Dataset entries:
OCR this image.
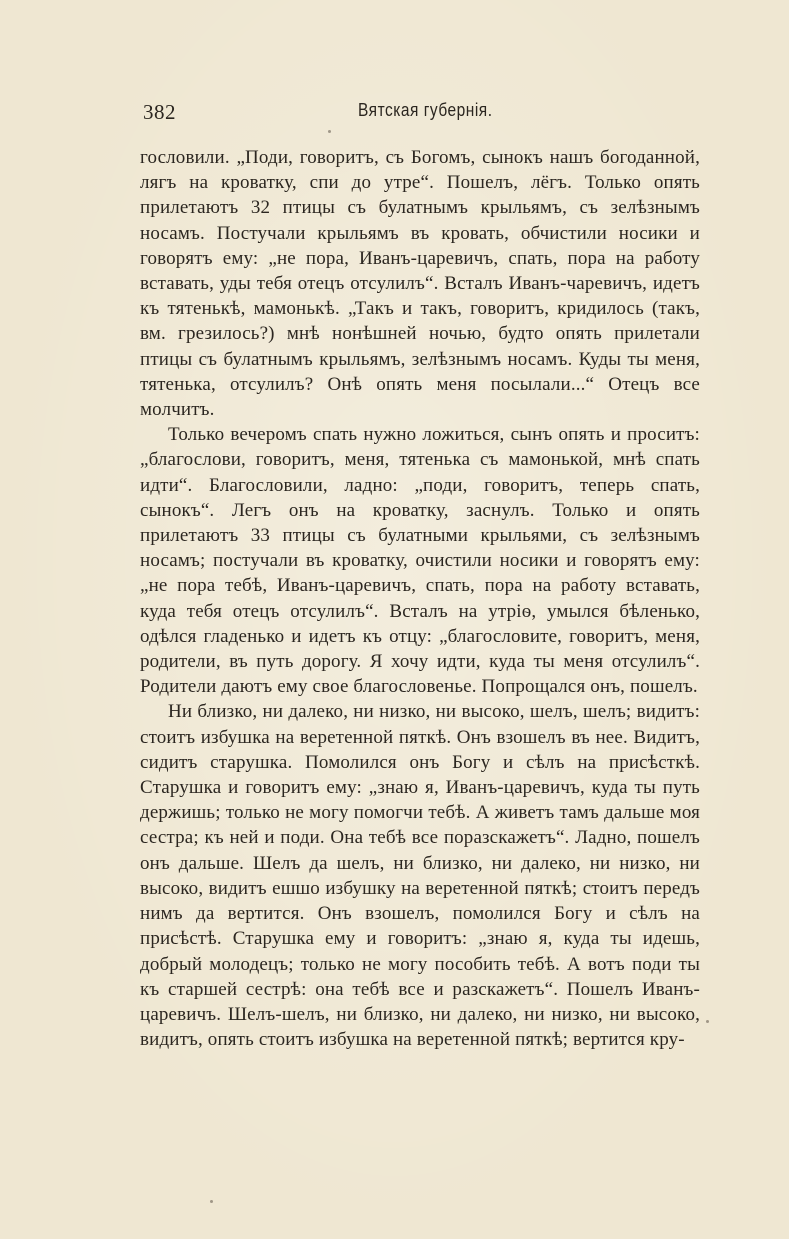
382	Вятская губернія.

гословили. „Поди, говоритъ, съ Богомъ, сынокъ нашъ богоданной, лягъ на кроватку, спи до утре“. Пошелъ, лёгъ. Только опять прилетаютъ 32 птицы съ булатнымъ крыльямъ, съ зелѣзнымъ носамъ. Постучали крыльямъ въ кровать, обчистили носики и говорятъ ему: „не пора, Иванъ-царевичъ, спать, пора на работу вставать, уды тебя отецъ отсулилъ“. Всталъ Иванъ-чаревичъ, идетъ къ тятенькѣ, мамонькѣ. „Такъ и такъ, говоритъ, кридилось (такъ, вм. грезилось?) мнѣ нонѣшней ночью, будто опять прилетали птицы съ булатнымъ крыльямъ, зелѣзнымъ носамъ. Куды ты меня, тятенька, отсулилъ? Онѣ опять меня посылали...“ Отецъ все молчитъ.

Только вечеромъ спать нужно ложиться, сынъ опять и проситъ: „благослови, говоритъ, меня, тятенька съ мамонькой, мнѣ спать идти“. Благословили, ладно: „поди, говоритъ, теперь спать, сынокъ“. Легъ онъ на кроватку, заснулъ. Только и опять прилетаютъ 33 птицы съ булатными крыльями, съ зелѣзнымъ носамъ; постучали въ кроватку, очистили носики и говорятъ ему: „не пора тебѣ, Иванъ-царевичъ, спать, пора на работу вставать, куда тебя отецъ отсулилъ“. Всталъ на утріѳ, умылся бѣленько, одѣлся гладенько и идетъ къ отцу: „благословите, говоритъ, меня, родители, въ путь дорогу. Я хочу идти, куда ты меня отсулилъ“. Родители даютъ ему свое благословенье. Попрощался онъ, пошелъ.

Ни близко, ни далеко, ни низко, ни высоко, шелъ, шелъ; видитъ: стоитъ избушка на веретенной пяткѣ. Онъ взошелъ въ нее. Видитъ, сидитъ старушка. Помолился онъ Богу и сѣлъ на присѣсткѣ. Старушка и говоритъ ему: „знаю я, Иванъ-царевичъ, куда ты путь держишь; только не могу помогчи тебѣ. А живетъ тамъ дальше моя сестра; къ ней и поди. Она тебѣ все поразскажетъ“. Ладно, пошелъ онъ дальше. Шелъ да шелъ, ни близко, ни далеко, ни низко, ни высоко, видитъ ешшо избушку на веретенной пяткѣ; стоитъ передъ нимъ да вертится. Онъ взошелъ, помолился Богу и сѣлъ на присѣстѣ. Старушка ему и говоритъ: „знаю я, куда ты идешь, добрый молодецъ; только не могу пособить тебѣ. А вотъ поди ты къ старшей сестрѣ: она тебѣ все и разскажетъ“. Пошелъ Иванъ-царевичъ. Шелъ-шелъ, ни близко, ни далеко, ни низко, ни высоко, видитъ, опять стоитъ избушка на веретенной пяткѣ; вертится кру-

- [DIRECTIONS] Gather each line that holds "говорятъ".

- [PROBLEM SOLUTION]
гословили. „Поди, говоритъ, съ Богомъ, сынокъ нашъ богоданной, лягъ на кроватку, спи до утре“. Пошелъ, лёгъ. Только опять прилетаютъ 32 птицы съ булатнымъ крыльямъ, съ зелѣзнымъ носамъ. Постучали крыльямъ въ кровать, обчистили носики и говорятъ ему: „не пора, Иванъ-царевичъ, спать, пора на работу вставать, уды тебя отецъ отсулилъ“. Всталъ Иванъ-чаревичъ, идетъ къ тятенькѣ, мамонькѣ. „Такъ и такъ, говоритъ, кридилось (такъ, вм. грезилось?) мнѣ нонѣшней ночью, будто опять прилетали птицы съ булатнымъ крыльямъ, зелѣзнымъ носамъ. Куды ты меня, тятенька, отсулилъ? Онѣ опять меня посылали...“ Отецъ все молчитъ.
Только вечеромъ спать нужно ложиться, сынъ опять и проситъ: „благослови, говоритъ, меня, тятенька съ мамонькой, мнѣ спать идти“. Благословили, ладно: „поди, говоритъ, теперь спать, сынокъ“. Легъ онъ на кроватку, заснулъ. Только и опять прилетаютъ 33 птицы съ булатными крыльями, съ зелѣзнымъ носамъ; постучали въ кроватку, очистили носики и говорятъ ему: „не пора тебѣ, Иванъ-царевичъ, спать, пора на работу вставать, куда тебя отецъ отсулилъ“. Всталъ на утріѳ, умылся бѣленько, одѣлся гладенько и идетъ къ отцу: „благословите, говоритъ, меня, родители, въ путь дорогу. Я хочу идти, куда ты меня отсулилъ“. Родители даютъ ему свое благословенье. Попрощался онъ, пошелъ.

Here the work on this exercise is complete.